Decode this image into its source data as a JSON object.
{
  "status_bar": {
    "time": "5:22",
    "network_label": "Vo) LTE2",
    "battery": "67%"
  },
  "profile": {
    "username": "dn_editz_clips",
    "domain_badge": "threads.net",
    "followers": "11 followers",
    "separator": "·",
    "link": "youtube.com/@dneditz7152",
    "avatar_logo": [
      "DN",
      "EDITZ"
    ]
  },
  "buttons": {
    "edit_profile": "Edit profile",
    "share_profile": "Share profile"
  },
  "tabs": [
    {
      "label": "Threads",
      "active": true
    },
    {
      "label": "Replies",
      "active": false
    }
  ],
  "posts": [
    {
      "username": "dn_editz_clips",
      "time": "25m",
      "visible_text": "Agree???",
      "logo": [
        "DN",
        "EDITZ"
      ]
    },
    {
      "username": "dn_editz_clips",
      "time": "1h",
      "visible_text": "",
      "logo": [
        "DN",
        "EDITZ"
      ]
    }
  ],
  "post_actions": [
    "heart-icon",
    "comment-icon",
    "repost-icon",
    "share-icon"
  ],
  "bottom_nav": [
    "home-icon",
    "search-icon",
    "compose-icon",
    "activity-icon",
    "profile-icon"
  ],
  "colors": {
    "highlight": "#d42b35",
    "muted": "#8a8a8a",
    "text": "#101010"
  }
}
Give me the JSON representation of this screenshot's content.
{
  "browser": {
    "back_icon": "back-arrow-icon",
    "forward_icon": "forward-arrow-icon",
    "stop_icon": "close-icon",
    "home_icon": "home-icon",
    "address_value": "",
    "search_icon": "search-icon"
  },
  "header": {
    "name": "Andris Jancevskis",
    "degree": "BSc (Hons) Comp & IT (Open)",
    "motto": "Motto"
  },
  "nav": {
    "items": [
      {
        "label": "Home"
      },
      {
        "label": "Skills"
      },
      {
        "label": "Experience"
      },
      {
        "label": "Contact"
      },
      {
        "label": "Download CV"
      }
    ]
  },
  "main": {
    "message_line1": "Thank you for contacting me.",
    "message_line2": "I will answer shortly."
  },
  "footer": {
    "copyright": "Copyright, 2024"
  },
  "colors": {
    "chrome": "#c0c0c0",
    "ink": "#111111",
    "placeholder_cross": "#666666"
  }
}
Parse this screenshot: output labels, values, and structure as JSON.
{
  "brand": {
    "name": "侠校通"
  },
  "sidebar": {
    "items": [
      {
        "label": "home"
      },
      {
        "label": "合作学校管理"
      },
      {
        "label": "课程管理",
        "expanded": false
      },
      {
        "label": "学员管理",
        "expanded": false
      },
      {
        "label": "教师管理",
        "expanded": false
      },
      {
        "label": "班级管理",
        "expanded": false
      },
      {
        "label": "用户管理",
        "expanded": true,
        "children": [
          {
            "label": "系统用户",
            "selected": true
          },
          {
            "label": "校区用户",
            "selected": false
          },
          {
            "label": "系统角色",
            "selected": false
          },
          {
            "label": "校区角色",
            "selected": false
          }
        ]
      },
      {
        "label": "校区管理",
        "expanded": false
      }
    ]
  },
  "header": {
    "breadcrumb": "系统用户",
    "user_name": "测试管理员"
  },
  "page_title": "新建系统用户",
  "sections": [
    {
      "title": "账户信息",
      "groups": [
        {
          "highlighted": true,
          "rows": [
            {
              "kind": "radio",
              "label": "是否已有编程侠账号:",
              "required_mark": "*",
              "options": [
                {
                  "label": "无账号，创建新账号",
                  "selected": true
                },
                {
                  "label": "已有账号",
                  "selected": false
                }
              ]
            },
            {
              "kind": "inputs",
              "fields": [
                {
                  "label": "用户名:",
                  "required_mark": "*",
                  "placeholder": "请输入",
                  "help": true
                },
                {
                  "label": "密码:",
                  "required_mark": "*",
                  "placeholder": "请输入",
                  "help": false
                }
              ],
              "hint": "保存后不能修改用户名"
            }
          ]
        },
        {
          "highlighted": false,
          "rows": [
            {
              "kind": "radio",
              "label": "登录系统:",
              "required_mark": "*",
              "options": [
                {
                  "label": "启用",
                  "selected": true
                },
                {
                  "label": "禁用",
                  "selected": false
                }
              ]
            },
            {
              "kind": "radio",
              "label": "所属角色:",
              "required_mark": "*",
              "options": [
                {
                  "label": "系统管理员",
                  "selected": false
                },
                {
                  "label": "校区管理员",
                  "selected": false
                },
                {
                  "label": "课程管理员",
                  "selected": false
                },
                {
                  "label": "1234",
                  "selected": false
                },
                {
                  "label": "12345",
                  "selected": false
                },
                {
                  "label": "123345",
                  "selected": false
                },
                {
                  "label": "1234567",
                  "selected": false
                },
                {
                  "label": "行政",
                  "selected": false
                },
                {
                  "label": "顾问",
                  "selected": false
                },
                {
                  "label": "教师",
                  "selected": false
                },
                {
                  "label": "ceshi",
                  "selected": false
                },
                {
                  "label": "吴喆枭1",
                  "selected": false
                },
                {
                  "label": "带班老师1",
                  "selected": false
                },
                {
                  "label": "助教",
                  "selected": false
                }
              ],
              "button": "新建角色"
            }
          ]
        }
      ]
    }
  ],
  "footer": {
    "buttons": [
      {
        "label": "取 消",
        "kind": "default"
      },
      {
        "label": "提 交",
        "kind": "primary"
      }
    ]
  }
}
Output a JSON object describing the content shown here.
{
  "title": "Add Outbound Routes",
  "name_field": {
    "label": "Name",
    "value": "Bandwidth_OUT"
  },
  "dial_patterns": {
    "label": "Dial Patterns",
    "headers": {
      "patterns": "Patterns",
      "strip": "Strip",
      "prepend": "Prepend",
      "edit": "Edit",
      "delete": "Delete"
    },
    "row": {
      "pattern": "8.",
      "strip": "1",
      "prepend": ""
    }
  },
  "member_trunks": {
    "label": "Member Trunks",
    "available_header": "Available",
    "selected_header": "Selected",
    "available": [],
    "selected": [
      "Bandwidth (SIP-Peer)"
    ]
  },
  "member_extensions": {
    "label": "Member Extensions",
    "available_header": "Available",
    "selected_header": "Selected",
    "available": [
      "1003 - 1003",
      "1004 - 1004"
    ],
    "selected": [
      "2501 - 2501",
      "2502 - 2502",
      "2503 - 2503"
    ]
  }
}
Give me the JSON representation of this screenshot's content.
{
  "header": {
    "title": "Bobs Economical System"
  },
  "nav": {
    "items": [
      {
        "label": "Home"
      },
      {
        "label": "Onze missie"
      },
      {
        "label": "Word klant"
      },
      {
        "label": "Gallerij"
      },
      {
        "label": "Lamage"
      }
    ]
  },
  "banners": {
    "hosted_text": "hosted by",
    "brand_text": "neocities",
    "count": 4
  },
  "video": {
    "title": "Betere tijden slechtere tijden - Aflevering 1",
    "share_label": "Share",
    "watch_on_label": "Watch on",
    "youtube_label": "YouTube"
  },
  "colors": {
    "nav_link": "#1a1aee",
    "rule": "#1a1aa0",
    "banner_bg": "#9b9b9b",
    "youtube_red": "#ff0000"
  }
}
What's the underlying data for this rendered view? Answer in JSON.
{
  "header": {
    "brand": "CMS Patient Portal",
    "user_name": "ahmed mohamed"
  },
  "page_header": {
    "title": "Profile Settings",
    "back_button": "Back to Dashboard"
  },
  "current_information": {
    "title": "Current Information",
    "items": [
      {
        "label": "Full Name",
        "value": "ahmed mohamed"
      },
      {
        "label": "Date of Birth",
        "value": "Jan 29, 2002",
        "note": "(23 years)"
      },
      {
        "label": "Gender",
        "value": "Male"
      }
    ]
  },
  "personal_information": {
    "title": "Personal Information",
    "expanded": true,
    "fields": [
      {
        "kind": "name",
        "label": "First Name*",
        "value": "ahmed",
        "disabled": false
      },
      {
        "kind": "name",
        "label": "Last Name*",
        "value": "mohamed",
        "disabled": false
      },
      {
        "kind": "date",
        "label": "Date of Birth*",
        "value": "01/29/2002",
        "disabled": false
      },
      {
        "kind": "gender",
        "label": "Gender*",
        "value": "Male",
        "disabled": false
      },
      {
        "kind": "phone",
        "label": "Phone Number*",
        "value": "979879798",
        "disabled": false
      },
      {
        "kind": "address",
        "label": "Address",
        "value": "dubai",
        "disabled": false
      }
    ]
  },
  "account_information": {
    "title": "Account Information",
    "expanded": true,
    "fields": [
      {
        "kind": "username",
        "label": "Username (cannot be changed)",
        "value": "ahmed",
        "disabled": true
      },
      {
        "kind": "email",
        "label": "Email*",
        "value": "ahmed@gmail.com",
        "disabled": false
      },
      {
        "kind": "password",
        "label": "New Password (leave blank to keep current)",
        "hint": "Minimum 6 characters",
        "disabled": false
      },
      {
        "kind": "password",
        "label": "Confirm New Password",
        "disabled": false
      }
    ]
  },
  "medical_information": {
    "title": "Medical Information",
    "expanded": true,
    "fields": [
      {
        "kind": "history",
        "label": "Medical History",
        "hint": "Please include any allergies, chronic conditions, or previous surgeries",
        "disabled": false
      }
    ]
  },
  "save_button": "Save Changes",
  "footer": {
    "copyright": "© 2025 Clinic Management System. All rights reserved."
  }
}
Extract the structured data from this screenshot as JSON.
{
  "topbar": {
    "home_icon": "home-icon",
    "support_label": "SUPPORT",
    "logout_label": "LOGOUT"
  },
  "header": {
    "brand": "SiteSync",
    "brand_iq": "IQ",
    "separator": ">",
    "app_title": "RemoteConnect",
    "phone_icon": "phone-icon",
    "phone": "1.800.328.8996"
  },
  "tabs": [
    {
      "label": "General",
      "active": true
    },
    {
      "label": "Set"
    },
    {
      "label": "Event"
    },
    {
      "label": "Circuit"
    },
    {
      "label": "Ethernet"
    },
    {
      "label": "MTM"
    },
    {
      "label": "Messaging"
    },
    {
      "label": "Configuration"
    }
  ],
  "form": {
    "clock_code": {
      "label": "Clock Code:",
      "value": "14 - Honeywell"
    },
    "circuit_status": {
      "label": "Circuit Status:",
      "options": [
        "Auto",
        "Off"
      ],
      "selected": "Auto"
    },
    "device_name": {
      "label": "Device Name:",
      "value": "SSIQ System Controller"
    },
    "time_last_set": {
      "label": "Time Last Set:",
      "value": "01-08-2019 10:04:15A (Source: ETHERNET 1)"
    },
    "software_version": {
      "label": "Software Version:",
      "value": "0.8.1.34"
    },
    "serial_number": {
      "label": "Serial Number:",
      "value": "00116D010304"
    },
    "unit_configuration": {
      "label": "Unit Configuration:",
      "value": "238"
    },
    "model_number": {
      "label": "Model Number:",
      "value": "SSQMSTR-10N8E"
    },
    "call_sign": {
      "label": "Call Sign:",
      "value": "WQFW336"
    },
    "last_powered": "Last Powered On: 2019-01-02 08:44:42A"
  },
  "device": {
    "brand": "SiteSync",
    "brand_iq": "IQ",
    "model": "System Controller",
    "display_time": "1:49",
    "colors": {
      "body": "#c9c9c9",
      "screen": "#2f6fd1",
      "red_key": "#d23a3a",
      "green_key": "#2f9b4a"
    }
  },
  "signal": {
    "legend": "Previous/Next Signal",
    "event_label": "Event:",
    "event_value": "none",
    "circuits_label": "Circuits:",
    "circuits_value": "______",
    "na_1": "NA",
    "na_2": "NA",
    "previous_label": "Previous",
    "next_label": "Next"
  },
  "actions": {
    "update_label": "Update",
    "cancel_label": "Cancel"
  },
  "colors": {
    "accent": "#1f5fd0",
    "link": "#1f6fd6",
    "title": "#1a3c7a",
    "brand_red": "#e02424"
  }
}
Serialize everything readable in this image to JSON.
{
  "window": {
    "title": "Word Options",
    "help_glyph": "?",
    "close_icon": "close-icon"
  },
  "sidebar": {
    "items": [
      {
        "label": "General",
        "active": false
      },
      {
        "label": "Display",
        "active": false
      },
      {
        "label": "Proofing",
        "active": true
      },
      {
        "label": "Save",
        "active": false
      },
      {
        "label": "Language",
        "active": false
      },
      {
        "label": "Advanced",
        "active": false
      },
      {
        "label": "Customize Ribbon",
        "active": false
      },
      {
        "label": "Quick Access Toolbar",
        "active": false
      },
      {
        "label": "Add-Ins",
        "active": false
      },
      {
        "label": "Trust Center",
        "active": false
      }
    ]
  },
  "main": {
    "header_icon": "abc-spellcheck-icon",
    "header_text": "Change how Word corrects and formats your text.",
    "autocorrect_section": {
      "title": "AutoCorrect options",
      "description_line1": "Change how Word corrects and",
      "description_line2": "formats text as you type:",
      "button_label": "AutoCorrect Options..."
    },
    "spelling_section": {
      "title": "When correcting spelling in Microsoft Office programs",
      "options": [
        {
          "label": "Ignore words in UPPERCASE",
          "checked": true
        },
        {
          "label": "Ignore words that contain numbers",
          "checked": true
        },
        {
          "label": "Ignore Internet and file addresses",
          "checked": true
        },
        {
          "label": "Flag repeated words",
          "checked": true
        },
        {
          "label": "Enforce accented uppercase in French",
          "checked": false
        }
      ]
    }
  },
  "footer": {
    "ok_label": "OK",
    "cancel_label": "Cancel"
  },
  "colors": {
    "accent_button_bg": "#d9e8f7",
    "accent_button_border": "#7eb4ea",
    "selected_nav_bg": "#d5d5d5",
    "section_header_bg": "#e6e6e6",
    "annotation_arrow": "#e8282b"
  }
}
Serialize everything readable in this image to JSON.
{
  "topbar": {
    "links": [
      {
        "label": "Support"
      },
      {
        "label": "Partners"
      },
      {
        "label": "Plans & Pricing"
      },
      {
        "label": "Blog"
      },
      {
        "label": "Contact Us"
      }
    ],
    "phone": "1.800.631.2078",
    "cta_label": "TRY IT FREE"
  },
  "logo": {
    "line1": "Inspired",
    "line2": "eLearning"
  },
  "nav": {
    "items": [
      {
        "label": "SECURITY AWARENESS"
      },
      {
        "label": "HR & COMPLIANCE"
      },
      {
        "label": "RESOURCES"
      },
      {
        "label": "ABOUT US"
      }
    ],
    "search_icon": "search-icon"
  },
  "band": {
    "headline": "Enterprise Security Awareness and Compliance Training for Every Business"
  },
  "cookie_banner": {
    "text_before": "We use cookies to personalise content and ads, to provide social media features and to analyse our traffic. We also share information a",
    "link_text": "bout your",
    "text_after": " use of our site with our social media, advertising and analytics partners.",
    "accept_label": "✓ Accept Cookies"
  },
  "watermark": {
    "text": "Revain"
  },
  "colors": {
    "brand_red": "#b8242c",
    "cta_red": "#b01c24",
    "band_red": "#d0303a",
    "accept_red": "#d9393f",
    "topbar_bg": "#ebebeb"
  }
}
# # # #
Given problem:
Search the data for the string "formats" and copy each line where it appears.

Output for this exercise:
    "header_text": "Change how Word corrects and formats your text.",
      "description_line2": "formats text as you type:",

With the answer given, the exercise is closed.